◆ **Dataset entries**
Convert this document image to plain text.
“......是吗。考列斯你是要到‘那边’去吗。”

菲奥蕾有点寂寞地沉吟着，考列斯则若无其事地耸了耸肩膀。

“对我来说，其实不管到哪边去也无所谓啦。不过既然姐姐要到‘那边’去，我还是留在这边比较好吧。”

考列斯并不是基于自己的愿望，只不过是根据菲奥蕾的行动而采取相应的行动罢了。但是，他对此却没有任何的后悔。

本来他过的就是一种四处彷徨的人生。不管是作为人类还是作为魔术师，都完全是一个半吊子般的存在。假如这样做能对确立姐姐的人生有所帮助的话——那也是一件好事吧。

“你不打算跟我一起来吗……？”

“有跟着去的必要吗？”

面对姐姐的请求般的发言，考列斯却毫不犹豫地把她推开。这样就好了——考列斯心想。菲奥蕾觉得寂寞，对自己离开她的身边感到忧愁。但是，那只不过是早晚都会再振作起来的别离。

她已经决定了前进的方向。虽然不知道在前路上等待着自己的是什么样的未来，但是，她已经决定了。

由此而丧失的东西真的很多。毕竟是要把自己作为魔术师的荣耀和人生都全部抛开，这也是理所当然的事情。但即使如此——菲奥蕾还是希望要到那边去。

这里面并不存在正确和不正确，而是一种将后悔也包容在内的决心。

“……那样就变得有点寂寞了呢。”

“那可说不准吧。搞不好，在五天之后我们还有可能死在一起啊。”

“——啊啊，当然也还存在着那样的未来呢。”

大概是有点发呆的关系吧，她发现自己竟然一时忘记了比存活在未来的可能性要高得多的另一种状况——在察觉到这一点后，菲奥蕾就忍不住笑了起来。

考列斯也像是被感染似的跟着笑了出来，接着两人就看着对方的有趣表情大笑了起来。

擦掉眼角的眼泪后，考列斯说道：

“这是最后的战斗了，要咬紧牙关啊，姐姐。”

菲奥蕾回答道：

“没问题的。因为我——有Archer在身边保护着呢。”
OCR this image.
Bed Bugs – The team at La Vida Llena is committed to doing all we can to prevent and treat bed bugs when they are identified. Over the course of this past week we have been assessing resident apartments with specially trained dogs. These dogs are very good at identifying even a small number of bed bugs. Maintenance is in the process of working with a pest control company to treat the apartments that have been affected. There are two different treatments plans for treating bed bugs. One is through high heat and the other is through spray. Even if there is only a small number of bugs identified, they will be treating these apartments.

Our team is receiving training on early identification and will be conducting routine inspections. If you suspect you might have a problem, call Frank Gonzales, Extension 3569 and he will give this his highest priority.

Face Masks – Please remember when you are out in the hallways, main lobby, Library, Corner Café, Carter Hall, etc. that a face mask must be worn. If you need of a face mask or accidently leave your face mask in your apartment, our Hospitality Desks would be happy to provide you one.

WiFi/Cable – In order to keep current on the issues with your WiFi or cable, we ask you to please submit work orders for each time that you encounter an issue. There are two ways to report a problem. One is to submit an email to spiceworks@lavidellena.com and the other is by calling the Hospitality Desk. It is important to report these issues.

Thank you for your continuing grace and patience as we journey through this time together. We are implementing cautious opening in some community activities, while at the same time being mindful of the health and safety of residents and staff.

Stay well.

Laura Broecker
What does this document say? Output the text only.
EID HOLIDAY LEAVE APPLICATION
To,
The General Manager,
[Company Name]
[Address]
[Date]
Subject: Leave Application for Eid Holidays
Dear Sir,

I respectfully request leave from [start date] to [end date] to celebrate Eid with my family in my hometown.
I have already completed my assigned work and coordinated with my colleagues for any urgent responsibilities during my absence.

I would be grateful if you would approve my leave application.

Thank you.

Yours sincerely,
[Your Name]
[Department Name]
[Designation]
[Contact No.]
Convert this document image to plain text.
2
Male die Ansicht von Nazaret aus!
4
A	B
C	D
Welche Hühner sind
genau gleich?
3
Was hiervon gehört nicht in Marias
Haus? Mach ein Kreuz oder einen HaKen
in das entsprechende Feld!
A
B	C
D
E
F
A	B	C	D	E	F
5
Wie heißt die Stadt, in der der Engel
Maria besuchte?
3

◆ **What needs to be done**
Identify which lines contain the word "these" and copy each one.

◆ **Answer in full**
Bed Bugs – The team at La Vida Llena is committed to doing all we can to prevent and treat bed bugs when they are identified. Over the course of this past week we have been assessing resident apartments with specially trained dogs. These dogs are very good at identifying even a small number of bed bugs. Maintenance is in the process of working with a pest control company to treat the apartments that have been affected. There are two different treatments plans for treating bed bugs. One is through high heat and the other is through spray. Even if there is only a small number of bugs identified, they will be treating these apartments.
WiFi/Cable – In order to keep current on the issues with your WiFi or cable, we ask you to please submit work orders for each time that you encounter an issue. There are two ways to report a problem. One is to submit an email to spiceworks@lavidellena.com and the other is by calling the Hospitality Desk. It is important to report these issues.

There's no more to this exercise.